### Stated goal
Gather from the listing below each line that includes the word "values", and copy it.

### Record set ###

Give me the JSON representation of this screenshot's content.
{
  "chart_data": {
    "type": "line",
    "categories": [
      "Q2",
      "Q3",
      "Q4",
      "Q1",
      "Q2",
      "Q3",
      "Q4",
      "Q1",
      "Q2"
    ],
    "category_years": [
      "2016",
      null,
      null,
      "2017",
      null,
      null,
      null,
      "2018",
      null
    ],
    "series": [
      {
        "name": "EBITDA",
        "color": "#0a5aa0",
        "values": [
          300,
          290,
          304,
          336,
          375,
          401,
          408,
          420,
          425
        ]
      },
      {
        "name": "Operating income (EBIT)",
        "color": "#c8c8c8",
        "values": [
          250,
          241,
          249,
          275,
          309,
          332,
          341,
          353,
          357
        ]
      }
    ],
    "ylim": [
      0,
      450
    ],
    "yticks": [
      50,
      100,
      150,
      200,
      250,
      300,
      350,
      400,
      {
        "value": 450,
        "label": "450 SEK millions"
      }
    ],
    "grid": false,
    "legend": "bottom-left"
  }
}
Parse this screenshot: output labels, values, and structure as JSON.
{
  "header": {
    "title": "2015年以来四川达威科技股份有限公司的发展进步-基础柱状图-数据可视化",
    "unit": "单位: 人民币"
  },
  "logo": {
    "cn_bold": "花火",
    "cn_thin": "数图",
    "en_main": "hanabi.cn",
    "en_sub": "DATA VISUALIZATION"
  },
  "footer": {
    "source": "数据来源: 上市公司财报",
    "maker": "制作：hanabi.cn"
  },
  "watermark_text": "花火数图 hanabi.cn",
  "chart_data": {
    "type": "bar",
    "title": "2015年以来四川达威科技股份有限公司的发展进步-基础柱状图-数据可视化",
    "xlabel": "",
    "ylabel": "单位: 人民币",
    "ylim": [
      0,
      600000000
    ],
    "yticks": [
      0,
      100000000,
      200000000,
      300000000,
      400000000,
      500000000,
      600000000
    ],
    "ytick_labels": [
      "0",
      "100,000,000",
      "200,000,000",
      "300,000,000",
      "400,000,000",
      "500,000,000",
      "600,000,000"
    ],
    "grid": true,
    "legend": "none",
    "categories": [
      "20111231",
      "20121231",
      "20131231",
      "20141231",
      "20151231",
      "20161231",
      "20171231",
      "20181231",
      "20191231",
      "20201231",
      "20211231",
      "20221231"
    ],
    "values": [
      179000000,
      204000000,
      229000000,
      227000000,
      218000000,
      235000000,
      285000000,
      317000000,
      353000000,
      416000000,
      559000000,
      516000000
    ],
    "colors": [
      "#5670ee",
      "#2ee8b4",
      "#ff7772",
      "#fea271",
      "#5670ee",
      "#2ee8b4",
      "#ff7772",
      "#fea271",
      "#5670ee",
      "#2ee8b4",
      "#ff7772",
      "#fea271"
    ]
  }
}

###

### Written answer
        "values": [
        "values": [
Parse this screenshot: output labels, values, and structure as JSON.
    "values": [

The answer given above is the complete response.